Figure data in JSON:
**********

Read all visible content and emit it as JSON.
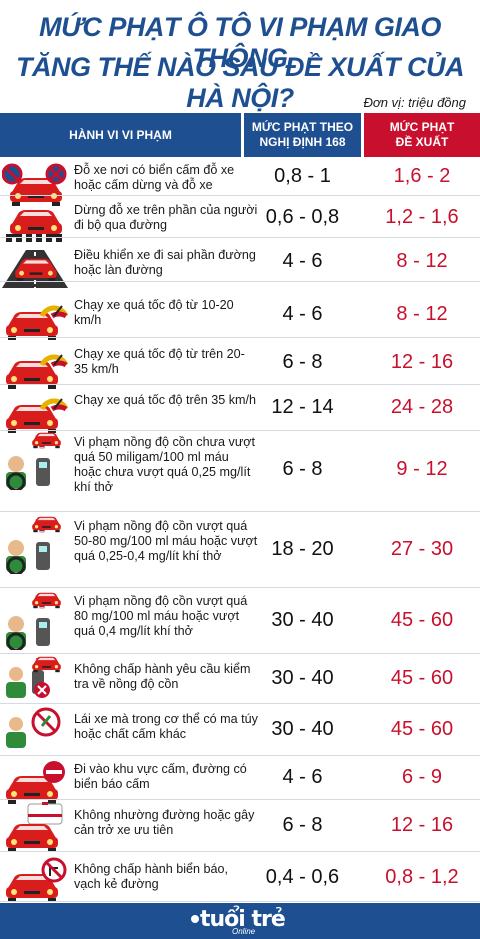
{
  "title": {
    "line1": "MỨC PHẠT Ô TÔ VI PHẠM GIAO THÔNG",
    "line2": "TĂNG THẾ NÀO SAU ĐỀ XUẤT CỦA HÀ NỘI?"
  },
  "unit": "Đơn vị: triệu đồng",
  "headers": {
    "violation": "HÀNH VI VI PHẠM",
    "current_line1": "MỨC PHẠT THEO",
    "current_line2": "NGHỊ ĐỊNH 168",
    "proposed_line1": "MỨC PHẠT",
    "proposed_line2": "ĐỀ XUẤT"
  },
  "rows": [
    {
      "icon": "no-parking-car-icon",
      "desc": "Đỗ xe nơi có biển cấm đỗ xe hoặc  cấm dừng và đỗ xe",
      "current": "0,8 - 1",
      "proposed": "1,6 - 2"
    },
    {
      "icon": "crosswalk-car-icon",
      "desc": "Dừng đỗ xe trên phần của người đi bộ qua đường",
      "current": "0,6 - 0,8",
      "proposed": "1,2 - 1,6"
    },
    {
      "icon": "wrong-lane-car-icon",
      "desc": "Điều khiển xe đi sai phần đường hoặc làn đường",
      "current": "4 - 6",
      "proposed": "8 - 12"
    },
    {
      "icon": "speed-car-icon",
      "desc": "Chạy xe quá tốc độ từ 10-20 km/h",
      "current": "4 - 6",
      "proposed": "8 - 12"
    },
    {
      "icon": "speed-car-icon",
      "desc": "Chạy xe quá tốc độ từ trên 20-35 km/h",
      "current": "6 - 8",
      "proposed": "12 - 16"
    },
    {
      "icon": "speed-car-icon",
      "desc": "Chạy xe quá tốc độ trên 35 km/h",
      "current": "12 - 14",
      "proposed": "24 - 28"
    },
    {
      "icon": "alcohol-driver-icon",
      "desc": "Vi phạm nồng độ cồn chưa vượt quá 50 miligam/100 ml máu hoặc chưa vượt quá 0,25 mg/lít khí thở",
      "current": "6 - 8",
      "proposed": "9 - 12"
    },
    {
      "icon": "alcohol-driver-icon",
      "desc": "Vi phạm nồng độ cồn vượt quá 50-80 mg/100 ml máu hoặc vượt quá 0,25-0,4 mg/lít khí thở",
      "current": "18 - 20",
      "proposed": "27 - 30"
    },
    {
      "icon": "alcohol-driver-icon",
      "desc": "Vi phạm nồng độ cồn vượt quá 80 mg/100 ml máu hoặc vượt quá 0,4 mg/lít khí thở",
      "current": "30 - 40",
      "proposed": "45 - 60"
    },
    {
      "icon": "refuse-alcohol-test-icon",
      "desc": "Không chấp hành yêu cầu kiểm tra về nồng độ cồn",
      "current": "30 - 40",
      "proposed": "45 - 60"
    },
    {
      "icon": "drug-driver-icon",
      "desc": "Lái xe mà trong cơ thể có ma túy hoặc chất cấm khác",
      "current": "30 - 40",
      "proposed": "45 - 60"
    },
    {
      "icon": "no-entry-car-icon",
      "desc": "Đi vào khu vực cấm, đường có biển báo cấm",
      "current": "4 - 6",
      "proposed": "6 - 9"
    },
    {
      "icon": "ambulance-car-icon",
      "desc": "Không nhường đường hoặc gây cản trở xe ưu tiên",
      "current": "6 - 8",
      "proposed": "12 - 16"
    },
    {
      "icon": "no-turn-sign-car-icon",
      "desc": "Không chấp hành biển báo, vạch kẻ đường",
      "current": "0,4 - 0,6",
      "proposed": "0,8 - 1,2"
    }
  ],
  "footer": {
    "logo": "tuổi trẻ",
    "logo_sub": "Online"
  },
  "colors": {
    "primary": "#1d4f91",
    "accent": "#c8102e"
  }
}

**********

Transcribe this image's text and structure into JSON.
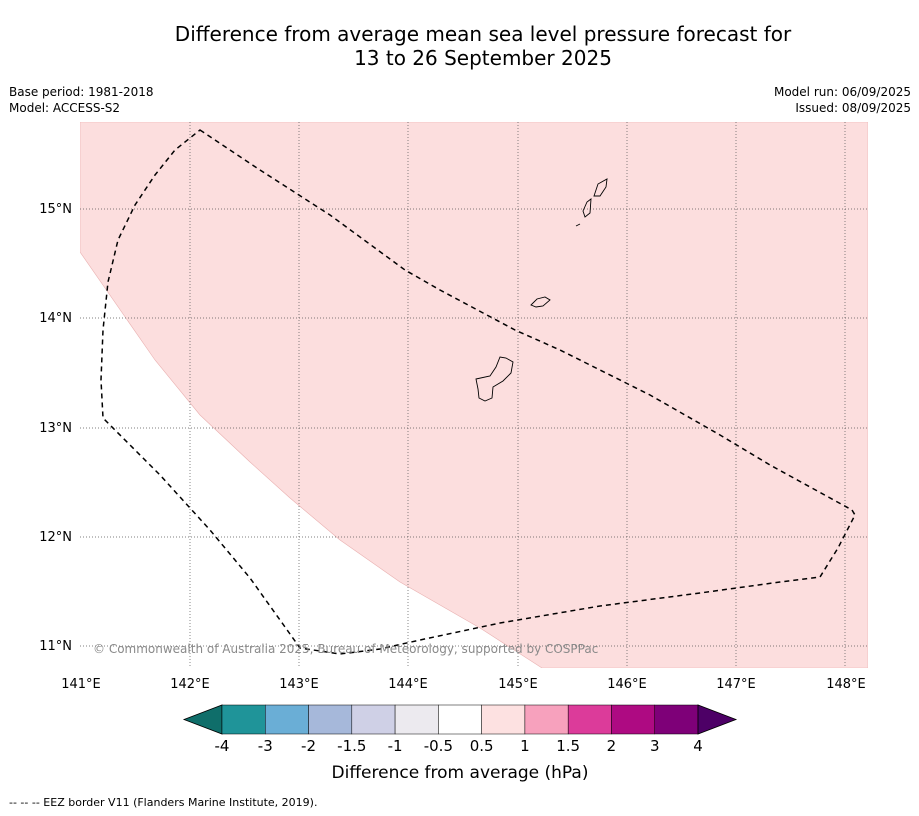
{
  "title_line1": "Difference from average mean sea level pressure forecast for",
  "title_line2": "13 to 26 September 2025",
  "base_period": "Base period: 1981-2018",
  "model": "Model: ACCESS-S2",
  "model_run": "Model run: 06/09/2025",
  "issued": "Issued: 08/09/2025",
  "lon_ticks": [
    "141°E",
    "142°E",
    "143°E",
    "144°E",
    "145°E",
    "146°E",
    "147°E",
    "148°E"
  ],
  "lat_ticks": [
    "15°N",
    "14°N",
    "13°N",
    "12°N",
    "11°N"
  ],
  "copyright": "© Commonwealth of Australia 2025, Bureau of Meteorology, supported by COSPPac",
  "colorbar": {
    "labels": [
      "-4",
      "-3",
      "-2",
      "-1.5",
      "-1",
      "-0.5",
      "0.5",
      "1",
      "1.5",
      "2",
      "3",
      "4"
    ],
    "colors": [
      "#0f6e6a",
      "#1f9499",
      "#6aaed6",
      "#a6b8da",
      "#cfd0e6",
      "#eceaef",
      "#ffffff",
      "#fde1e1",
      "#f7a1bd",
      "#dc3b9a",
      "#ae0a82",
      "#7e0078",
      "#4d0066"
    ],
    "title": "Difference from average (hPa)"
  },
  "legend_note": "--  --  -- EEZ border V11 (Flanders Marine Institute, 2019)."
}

**********

Exercise aim> Copy every line of the entries above in which "đường" occurs.

Completed exercise>
      "desc": "Dừng đỗ xe trên phần của người đi bộ qua đường",
      "desc": "Điều khiển xe đi sai phần đường hoặc làn đường",
      "desc": "Đi vào khu vực cấm, đường có biển báo cấm",
      "desc": "Không nhường đường hoặc gây cản trở xe ưu tiên",
      "desc": "Không chấp hành biển báo, vạch kẻ đường",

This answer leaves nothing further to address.